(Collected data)
'''
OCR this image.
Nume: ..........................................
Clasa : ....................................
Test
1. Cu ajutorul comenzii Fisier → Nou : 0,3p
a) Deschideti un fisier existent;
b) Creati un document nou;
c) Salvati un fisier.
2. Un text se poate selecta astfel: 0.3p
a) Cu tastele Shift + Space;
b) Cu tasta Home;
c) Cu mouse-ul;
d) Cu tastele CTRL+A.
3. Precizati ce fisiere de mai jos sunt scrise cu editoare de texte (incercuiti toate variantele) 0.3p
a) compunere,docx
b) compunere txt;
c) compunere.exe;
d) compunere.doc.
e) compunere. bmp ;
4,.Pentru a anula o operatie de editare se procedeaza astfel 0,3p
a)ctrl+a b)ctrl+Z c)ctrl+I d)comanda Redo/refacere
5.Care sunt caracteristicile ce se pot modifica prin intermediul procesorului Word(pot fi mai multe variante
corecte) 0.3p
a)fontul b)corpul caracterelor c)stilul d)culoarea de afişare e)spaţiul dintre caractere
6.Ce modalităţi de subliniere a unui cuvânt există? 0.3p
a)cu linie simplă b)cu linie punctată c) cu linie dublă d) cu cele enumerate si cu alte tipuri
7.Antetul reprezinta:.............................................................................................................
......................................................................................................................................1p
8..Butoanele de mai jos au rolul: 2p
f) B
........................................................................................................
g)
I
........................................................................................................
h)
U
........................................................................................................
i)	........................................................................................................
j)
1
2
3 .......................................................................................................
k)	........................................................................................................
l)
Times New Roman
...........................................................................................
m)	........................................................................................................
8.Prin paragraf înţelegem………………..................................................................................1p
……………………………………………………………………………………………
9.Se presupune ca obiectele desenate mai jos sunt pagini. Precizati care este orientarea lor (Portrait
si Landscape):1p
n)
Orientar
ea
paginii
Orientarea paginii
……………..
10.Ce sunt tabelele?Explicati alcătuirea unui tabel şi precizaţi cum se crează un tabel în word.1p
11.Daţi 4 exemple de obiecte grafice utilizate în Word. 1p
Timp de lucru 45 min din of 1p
'''
**EXERCISE INSTRUCTIONS**
Provide the count, and nothing else, of lines in the data above where the word "sunt" occurs.

**EXERCISE OUTPUT**
4